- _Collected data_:
——————

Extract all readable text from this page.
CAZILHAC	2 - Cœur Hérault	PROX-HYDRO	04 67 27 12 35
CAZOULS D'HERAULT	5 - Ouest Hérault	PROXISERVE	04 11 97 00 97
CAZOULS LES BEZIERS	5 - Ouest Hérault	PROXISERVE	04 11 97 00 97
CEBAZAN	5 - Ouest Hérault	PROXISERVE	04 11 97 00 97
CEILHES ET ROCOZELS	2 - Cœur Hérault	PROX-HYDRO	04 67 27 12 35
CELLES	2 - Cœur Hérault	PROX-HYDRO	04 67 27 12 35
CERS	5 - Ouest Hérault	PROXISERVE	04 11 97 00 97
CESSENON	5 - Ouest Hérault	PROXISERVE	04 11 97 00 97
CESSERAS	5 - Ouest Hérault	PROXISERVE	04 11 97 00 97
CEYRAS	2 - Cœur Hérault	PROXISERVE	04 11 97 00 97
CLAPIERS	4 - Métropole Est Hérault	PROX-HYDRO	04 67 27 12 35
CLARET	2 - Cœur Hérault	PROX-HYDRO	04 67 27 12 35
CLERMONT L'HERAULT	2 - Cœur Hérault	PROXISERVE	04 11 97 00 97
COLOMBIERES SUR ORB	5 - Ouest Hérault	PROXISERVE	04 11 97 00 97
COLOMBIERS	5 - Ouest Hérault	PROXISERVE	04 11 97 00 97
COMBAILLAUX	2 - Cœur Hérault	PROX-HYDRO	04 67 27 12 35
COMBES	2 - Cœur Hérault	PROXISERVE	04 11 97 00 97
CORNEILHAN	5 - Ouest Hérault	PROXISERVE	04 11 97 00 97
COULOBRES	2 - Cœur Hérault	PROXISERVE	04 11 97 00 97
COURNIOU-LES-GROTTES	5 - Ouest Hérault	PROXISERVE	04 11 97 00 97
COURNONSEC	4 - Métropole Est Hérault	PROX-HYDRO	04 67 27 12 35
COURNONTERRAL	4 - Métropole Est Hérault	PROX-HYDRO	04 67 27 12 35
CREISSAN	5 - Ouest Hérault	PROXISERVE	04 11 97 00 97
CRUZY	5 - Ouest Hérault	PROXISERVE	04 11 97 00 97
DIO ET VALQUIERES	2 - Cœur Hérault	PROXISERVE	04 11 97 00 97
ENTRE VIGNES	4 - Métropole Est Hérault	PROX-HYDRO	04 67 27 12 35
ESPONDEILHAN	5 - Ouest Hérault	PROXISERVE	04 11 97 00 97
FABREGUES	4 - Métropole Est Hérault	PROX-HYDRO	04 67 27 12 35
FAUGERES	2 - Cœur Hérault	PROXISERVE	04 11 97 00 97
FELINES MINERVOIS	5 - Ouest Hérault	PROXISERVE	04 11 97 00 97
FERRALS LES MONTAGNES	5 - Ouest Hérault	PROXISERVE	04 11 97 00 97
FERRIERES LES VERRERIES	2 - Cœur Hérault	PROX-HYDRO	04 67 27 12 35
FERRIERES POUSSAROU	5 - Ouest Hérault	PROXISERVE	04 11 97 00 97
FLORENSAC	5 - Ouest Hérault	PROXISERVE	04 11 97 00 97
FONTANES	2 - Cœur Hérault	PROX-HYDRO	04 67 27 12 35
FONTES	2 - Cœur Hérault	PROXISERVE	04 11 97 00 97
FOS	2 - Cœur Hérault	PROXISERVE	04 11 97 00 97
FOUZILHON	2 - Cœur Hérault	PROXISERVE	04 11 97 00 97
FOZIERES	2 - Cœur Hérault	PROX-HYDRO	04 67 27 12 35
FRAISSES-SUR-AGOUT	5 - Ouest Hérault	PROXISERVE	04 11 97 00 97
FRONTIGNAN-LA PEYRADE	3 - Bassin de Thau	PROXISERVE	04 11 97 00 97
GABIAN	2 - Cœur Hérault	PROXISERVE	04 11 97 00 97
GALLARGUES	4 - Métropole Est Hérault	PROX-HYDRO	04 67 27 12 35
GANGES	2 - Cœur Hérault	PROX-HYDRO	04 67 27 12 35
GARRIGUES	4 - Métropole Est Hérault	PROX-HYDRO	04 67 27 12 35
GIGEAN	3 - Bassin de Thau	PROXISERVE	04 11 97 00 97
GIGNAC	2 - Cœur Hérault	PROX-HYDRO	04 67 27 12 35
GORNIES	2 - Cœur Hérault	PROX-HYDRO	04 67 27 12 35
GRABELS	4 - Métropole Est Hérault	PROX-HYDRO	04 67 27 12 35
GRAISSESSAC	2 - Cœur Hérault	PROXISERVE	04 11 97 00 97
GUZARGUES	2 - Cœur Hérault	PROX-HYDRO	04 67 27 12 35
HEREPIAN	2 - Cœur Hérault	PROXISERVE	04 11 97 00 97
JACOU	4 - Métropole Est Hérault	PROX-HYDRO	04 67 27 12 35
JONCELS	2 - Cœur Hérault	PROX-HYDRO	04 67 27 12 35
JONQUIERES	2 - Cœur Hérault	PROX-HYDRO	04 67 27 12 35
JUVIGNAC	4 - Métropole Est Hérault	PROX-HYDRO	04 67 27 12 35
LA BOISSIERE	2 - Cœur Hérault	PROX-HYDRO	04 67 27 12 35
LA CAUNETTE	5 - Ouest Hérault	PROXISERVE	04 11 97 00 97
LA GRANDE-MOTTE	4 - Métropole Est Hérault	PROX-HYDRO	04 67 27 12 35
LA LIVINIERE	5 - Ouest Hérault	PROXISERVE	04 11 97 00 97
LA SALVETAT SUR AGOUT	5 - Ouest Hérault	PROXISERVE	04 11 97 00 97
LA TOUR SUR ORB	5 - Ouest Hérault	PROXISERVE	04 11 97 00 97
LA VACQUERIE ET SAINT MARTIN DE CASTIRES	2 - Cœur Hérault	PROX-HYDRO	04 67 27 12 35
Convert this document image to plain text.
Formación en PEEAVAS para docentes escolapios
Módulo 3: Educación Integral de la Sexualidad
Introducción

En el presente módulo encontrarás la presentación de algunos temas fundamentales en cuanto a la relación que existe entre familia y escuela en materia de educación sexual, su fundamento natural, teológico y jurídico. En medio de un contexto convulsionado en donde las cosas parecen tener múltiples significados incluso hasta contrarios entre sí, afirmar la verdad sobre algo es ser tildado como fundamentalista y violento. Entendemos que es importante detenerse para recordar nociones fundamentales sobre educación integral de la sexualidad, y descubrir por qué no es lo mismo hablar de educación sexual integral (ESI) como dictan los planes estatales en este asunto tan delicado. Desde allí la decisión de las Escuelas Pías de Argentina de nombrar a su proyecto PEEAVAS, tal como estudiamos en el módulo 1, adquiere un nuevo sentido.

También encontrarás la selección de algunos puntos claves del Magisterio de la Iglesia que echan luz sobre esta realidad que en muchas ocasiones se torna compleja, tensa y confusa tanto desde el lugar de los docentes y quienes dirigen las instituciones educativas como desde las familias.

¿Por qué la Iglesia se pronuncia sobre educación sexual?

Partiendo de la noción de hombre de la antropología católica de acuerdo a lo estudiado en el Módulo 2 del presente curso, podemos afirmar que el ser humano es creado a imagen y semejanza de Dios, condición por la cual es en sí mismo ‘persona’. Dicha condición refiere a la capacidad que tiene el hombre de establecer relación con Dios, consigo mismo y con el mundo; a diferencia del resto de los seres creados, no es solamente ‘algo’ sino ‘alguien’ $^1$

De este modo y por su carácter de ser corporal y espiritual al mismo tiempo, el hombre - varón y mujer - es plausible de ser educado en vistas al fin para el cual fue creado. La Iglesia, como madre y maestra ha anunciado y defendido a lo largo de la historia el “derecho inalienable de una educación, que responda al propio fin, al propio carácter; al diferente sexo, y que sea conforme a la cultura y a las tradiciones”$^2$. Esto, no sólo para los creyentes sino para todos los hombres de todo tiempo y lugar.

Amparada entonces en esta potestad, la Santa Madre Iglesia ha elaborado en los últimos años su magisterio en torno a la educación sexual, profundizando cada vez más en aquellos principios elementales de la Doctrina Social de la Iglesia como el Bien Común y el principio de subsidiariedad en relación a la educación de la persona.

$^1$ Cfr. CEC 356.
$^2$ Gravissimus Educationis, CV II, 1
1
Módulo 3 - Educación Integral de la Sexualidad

——————

- _Exercise aim_: Read the entries above, then pull out the lines that include "FERRIERES".

- _Finished exercise_:
FERRIERES LES VERRERIES	2 - Cœur Hérault	PROX-HYDRO	04 67 27 12 35
FERRIERES POUSSAROU	5 - Ouest Hérault	PROXISERVE	04 11 97 00 97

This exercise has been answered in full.